━━ Records shown ━━
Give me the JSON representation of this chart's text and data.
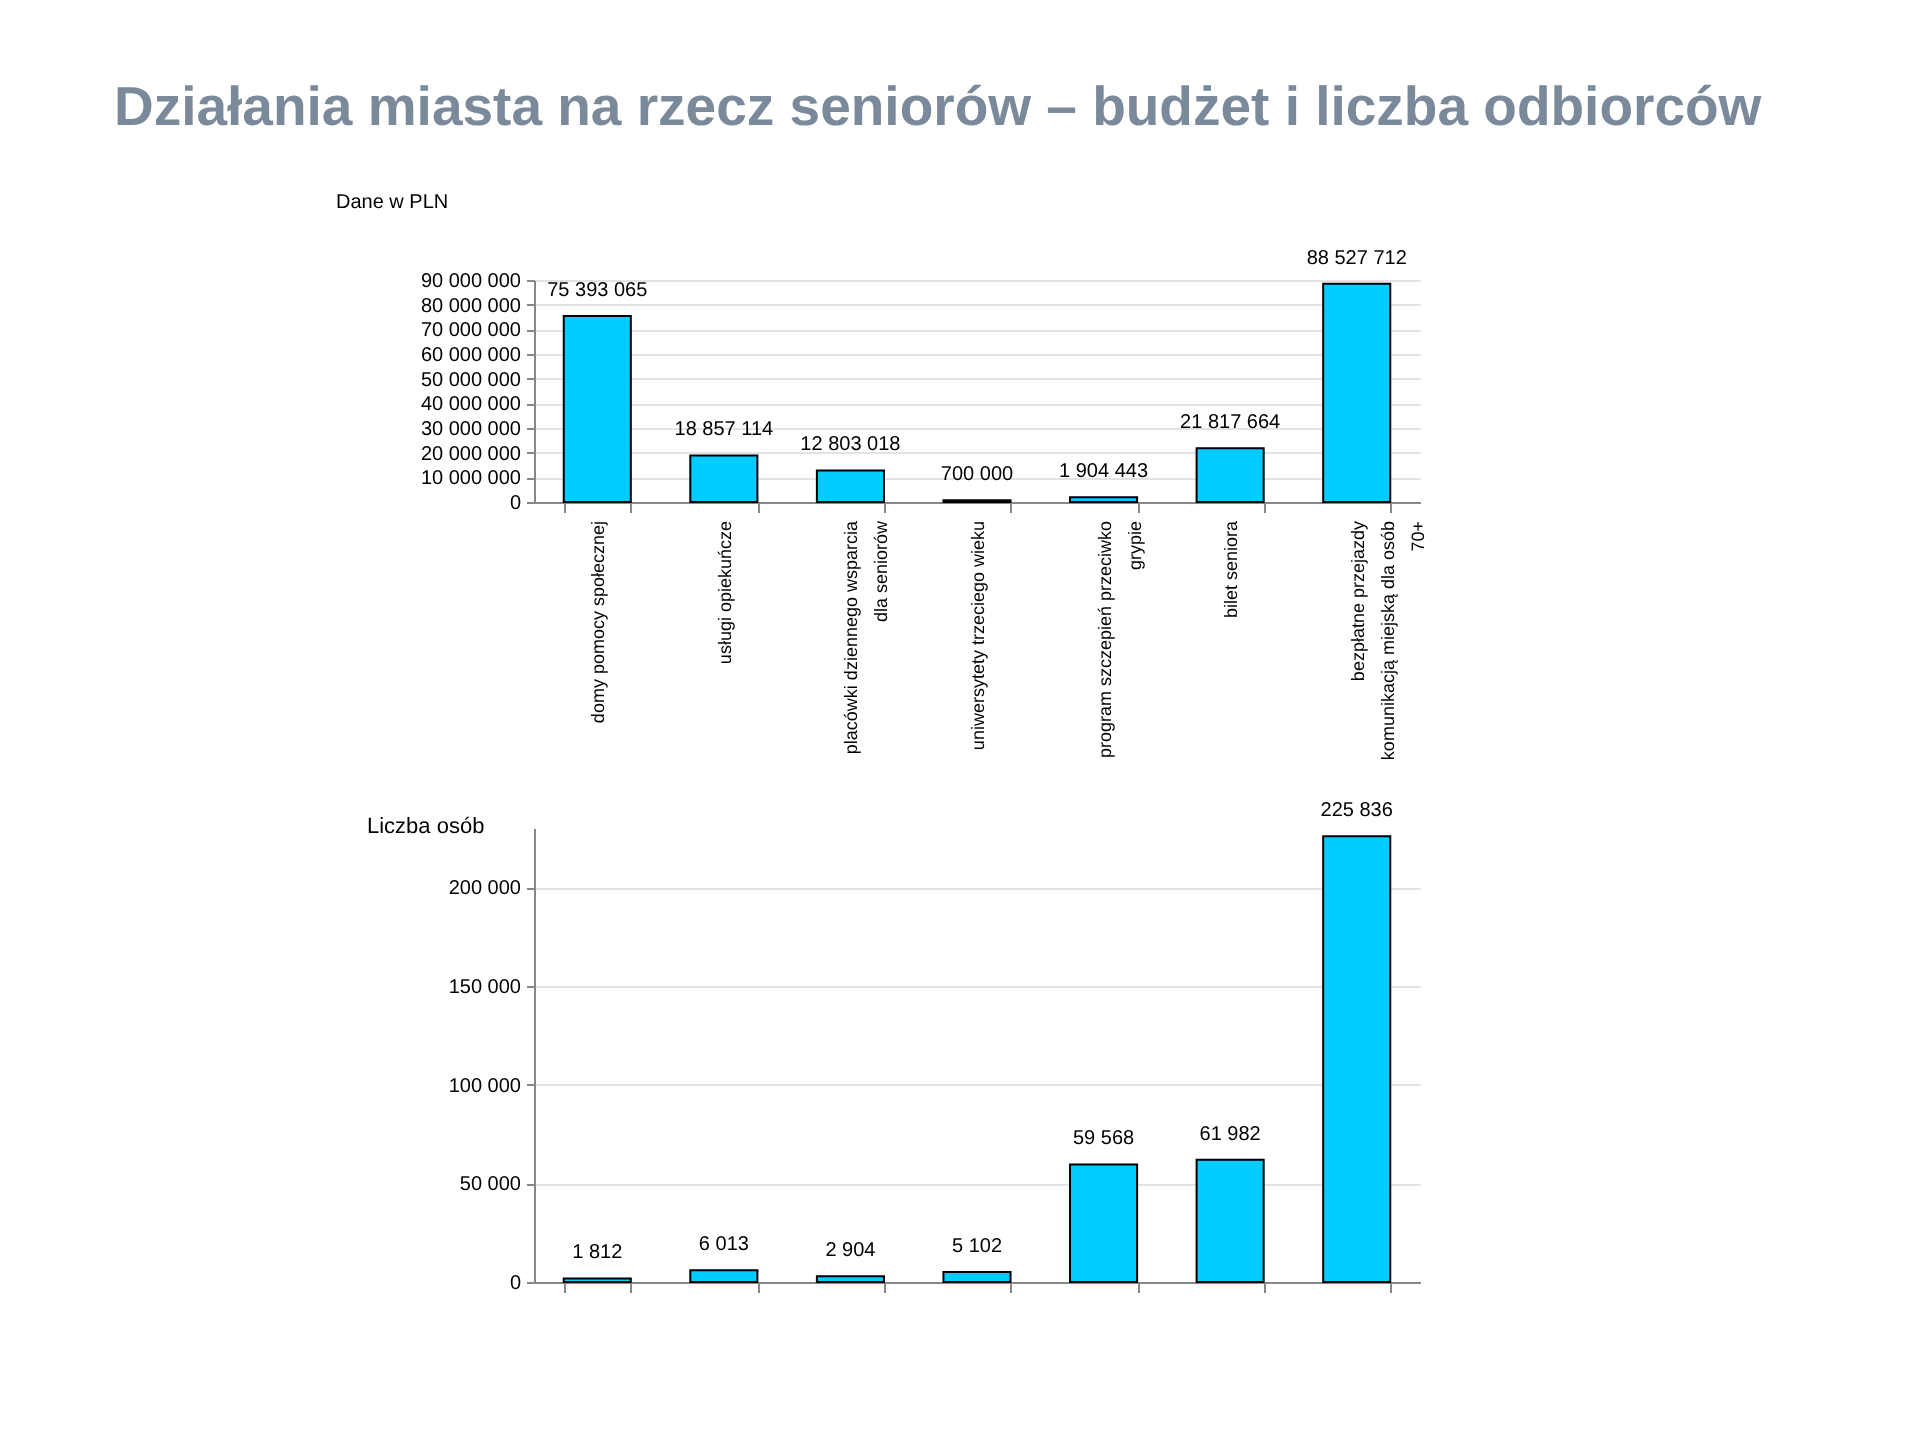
{
  "chart_data": [
    {
      "type": "bar",
      "title": "Działania miasta na rzecz seniorów – budżet i liczba odbiorców",
      "subtitle": "Dane w PLN",
      "categories": [
        "domy pomocy społecznej",
        "usługi opiekuńcze",
        "placówki dziennego wsparcia dla seniorów",
        "uniwersytety trzeciego wieku",
        "program szczepień przeciwko grypie",
        "bilet seniora",
        "bezpłatne przejazdy komunikacją miejską dla osób 70+"
      ],
      "values": [
        75393065,
        18857114,
        12803018,
        700000,
        1904443,
        21817664,
        88527712
      ],
      "value_labels": [
        "75 393 065",
        "18 857 114",
        "12 803 018",
        "700 000",
        "1 904 443",
        "21 817 664",
        "88 527 712"
      ],
      "color": "#00ccff",
      "ylim": [
        0,
        90000000
      ],
      "yticks": [
        0,
        {
          "value": 10000000,
          "label": "10 000 000"
        },
        {
          "value": 20000000,
          "label": "20 000 000"
        },
        {
          "value": 30000000,
          "label": "30 000 000"
        },
        {
          "value": 40000000,
          "label": "40 000 000"
        },
        {
          "value": 50000000,
          "label": "50 000 000"
        },
        {
          "value": 60000000,
          "label": "60 000 000"
        },
        {
          "value": 70000000,
          "label": "70 000 000"
        },
        {
          "value": 80000000,
          "label": "80 000 000"
        },
        {
          "value": 90000000,
          "label": "90 000 000"
        }
      ],
      "grid": "y"
    },
    {
      "type": "bar",
      "ylabel": "Liczba osób",
      "categories": [
        null,
        null,
        null,
        null,
        null,
        null,
        null
      ],
      "values": [
        1812,
        6013,
        2904,
        5102,
        59568,
        61982,
        225836
      ],
      "value_labels": [
        "1 812",
        "6 013",
        "2 904",
        "5 102",
        "59 568",
        "61 982",
        "225 836"
      ],
      "color": "#00ccff",
      "ylim": [
        0,
        230000
      ],
      "yticks": [
        0,
        {
          "value": 50000,
          "label": "50 000"
        },
        {
          "value": 100000,
          "label": "100 000"
        },
        {
          "value": 150000,
          "label": "150 000"
        },
        {
          "value": 200000,
          "label": "200 000"
        }
      ],
      "grid": "y"
    }
  ]
}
━━━
### What you will do:
Reproduce the material above in full and without alteration, but skip all pictures.

### Complete answer:
Give me the JSON representation of this chart's text and data.
{
  "chart_data": [
    {
      "type": "bar",
      "title": "Działania miasta na rzecz seniorów – budżet i liczba odbiorców",
      "subtitle": "Dane w PLN",
      "categories": [
        "domy pomocy społecznej",
        "usługi opiekuńcze",
        "placówki dziennego wsparcia dla seniorów",
        "uniwersytety trzeciego wieku",
        "program szczepień przeciwko grypie",
        "bilet seniora",
        "bezpłatne przejazdy komunikacją miejską dla osób 70+"
      ],
      "values": [
        75393065,
        18857114,
        12803018,
        700000,
        1904443,
        21817664,
        88527712
      ],
      "value_labels": [
        "75 393 065",
        "18 857 114",
        "12 803 018",
        "700 000",
        "1 904 443",
        "21 817 664",
        "88 527 712"
      ],
      "color": "#00ccff",
      "ylim": [
        0,
        90000000
      ],
      "yticks": [
        0,
        {
          "value": 10000000,
          "label": "10 000 000"
        },
        {
          "value": 20000000,
          "label": "20 000 000"
        },
        {
          "value": 30000000,
          "label": "30 000 000"
        },
        {
          "value": 40000000,
          "label": "40 000 000"
        },
        {
          "value": 50000000,
          "label": "50 000 000"
        },
        {
          "value": 60000000,
          "label": "60 000 000"
        },
        {
          "value": 70000000,
          "label": "70 000 000"
        },
        {
          "value": 80000000,
          "label": "80 000 000"
        },
        {
          "value": 90000000,
          "label": "90 000 000"
        }
      ],
      "grid": "y"
    },
    {
      "type": "bar",
      "ylabel": "Liczba osób",
      "categories": [
        null,
        null,
        null,
        null,
        null,
        null,
        null
      ],
      "values": [
        1812,
        6013,
        2904,
        5102,
        59568,
        61982,
        225836
      ],
      "value_labels": [
        "1 812",
        "6 013",
        "2 904",
        "5 102",
        "59 568",
        "61 982",
        "225 836"
      ],
      "color": "#00ccff",
      "ylim": [
        0,
        230000
      ],
      "yticks": [
        0,
        {
          "value": 50000,
          "label": "50 000"
        },
        {
          "value": 100000,
          "label": "100 000"
        },
        {
          "value": 150000,
          "label": "150 000"
        },
        {
          "value": 200000,
          "label": "200 000"
        }
      ],
      "grid": "y"
    }
  ]
}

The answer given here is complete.